## START Listing

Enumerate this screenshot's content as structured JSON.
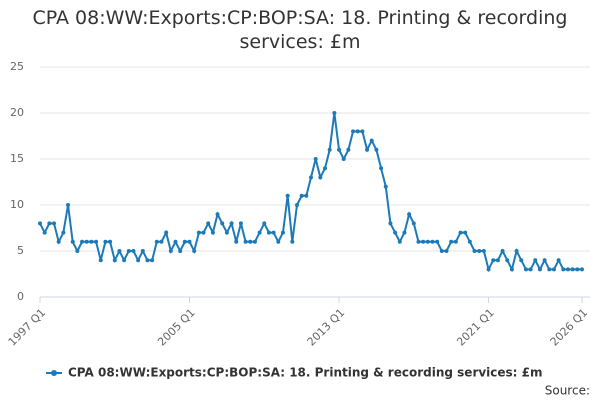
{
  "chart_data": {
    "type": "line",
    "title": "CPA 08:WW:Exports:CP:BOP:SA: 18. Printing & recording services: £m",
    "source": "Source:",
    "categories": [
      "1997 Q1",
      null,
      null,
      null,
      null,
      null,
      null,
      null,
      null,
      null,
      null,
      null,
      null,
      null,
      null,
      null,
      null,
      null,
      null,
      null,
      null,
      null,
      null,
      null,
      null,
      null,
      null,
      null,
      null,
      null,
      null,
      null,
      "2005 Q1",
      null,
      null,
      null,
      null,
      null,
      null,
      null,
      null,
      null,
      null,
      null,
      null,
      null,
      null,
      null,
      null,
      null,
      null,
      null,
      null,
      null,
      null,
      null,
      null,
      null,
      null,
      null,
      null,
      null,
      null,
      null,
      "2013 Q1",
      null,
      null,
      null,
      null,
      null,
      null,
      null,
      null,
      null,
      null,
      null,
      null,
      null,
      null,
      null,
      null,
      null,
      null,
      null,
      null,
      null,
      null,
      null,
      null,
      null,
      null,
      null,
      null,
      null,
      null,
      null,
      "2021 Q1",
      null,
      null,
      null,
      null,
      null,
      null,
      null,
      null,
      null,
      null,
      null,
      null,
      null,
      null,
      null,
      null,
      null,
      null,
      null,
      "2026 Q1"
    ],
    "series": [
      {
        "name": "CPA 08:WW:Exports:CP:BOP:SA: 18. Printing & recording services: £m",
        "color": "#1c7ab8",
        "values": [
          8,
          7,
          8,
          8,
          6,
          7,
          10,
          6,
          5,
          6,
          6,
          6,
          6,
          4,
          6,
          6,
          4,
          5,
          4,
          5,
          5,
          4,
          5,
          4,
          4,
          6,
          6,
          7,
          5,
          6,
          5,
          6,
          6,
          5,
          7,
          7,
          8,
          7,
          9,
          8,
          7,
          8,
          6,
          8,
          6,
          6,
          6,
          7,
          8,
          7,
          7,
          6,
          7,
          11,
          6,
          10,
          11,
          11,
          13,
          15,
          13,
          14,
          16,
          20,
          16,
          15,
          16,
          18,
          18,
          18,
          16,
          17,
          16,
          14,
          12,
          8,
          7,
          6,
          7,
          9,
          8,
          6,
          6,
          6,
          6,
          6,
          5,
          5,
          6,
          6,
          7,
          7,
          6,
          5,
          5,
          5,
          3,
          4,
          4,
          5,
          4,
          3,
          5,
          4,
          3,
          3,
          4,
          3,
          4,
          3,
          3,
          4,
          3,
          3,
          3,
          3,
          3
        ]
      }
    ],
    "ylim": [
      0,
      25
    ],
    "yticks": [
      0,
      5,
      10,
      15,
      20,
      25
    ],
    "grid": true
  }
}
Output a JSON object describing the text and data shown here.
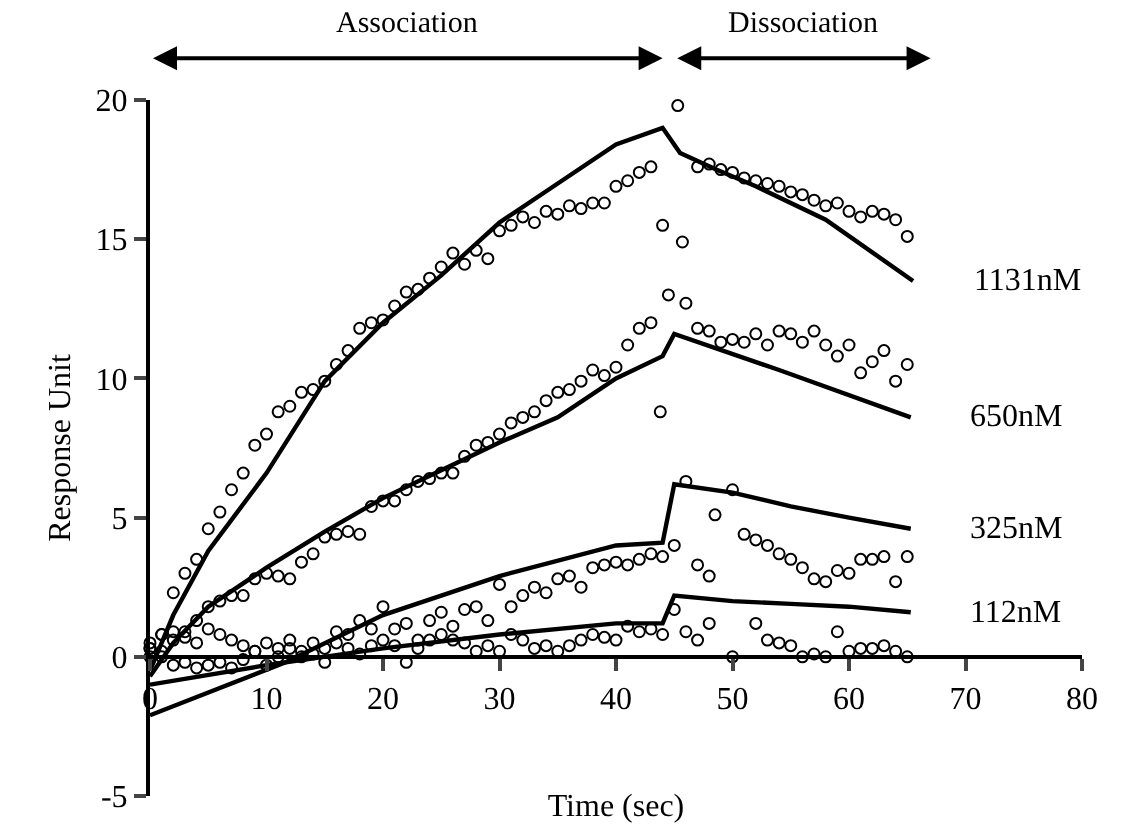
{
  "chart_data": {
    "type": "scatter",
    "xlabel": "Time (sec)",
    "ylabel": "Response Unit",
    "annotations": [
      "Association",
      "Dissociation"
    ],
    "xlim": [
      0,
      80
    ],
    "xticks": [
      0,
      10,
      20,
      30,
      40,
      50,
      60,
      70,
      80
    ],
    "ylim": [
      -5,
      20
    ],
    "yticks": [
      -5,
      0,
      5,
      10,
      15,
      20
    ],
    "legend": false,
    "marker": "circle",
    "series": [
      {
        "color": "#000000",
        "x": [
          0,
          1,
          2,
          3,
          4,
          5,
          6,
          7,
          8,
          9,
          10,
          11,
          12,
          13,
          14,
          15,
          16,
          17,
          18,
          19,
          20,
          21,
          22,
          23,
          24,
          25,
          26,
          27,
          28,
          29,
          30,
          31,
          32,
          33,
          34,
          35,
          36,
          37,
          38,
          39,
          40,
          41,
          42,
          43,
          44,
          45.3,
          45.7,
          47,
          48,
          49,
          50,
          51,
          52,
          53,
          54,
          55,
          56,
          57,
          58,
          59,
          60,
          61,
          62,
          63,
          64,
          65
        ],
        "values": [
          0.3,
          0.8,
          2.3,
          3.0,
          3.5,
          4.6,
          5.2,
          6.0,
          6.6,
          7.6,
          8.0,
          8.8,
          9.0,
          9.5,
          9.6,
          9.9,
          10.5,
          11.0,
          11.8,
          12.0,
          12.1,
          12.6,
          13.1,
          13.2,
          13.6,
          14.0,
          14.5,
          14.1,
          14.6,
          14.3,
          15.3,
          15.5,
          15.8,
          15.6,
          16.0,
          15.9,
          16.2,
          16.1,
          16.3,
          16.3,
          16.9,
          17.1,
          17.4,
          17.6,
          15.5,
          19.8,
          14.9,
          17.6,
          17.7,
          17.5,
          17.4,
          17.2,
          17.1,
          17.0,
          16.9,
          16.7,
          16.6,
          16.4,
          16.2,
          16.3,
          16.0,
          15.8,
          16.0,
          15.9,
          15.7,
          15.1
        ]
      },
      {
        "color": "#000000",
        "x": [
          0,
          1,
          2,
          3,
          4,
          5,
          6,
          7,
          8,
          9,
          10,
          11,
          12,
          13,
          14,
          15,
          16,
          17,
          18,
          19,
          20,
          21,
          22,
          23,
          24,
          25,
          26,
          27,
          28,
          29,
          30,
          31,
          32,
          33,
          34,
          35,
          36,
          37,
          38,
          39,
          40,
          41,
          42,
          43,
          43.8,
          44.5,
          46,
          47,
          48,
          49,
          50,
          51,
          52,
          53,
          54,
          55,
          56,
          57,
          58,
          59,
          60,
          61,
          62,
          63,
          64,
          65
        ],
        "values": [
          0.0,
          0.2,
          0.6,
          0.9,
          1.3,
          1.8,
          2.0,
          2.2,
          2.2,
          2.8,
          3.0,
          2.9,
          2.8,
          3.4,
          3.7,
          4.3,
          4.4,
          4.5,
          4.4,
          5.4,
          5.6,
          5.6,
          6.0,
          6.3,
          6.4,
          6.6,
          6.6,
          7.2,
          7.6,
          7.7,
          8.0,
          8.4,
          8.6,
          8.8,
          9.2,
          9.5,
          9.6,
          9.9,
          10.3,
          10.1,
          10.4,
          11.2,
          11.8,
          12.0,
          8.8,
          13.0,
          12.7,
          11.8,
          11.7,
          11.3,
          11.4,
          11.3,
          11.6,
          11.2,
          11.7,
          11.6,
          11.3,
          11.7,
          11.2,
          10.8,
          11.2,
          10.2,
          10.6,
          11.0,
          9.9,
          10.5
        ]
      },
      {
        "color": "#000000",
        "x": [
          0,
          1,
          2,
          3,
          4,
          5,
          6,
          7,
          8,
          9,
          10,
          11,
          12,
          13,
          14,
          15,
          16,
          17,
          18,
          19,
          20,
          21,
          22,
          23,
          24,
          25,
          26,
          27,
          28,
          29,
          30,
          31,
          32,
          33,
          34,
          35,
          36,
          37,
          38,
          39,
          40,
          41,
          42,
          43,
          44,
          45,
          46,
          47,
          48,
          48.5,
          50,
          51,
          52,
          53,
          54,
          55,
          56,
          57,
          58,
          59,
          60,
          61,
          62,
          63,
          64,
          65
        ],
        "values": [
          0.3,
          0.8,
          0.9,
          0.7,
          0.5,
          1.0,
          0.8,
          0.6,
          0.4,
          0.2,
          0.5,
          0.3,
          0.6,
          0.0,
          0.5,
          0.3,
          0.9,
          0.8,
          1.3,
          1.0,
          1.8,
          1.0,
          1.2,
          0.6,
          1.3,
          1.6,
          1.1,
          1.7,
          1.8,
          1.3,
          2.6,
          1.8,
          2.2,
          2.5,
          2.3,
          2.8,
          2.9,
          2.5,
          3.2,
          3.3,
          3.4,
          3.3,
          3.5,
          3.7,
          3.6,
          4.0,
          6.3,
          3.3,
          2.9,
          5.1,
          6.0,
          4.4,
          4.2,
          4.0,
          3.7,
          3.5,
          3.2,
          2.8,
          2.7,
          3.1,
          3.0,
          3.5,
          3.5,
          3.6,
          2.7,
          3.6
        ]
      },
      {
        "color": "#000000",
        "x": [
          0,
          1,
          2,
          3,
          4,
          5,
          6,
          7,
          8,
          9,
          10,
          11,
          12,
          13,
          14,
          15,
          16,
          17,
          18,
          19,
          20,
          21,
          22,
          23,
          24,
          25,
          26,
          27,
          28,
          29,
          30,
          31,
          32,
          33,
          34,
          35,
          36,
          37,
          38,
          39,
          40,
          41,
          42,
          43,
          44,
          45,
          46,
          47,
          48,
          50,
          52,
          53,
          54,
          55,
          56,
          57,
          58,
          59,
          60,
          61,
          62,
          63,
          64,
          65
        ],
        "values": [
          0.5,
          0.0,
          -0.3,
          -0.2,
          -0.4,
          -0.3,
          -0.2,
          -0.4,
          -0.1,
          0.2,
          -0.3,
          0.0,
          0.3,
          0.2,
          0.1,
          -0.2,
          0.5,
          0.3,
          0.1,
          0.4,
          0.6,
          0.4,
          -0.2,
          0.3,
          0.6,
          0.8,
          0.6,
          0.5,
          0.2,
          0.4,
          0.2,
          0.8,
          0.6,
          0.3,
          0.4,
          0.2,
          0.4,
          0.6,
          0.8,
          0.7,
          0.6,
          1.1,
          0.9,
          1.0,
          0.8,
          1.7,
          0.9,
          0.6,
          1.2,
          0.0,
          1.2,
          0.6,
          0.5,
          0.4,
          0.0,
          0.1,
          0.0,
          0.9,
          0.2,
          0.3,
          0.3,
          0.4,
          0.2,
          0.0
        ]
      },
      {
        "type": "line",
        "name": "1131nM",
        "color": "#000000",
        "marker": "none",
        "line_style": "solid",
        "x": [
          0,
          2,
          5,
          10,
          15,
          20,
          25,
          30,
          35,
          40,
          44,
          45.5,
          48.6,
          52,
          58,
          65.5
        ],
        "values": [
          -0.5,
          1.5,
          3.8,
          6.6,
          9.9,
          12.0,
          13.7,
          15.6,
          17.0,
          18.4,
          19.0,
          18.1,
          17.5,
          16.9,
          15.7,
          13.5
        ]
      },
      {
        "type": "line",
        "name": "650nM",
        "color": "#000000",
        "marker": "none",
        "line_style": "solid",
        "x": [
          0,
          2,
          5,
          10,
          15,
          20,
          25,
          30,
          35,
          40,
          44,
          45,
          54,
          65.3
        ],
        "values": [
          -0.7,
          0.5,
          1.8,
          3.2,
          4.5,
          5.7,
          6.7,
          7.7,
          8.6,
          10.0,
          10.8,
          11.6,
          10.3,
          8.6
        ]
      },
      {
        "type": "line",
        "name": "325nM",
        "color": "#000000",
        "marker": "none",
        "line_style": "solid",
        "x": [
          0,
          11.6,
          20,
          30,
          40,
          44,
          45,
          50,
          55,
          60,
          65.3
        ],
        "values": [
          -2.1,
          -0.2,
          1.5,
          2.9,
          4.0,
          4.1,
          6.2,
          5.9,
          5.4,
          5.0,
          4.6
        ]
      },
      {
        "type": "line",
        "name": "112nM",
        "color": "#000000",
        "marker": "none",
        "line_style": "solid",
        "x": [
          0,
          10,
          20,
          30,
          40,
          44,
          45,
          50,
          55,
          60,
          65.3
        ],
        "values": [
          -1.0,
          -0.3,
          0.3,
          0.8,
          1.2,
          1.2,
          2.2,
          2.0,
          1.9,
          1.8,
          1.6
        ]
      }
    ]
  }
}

## END Listing

## Task details
Check every line for "Exports" and show the ones that have it.

## Correct result
    "title": "CPA 08:WW:Exports:CP:BOP:SA: 18. Printing & recording services: £m",
        "name": "CPA 08:WW:Exports:CP:BOP:SA: 18. Printing & recording services: £m",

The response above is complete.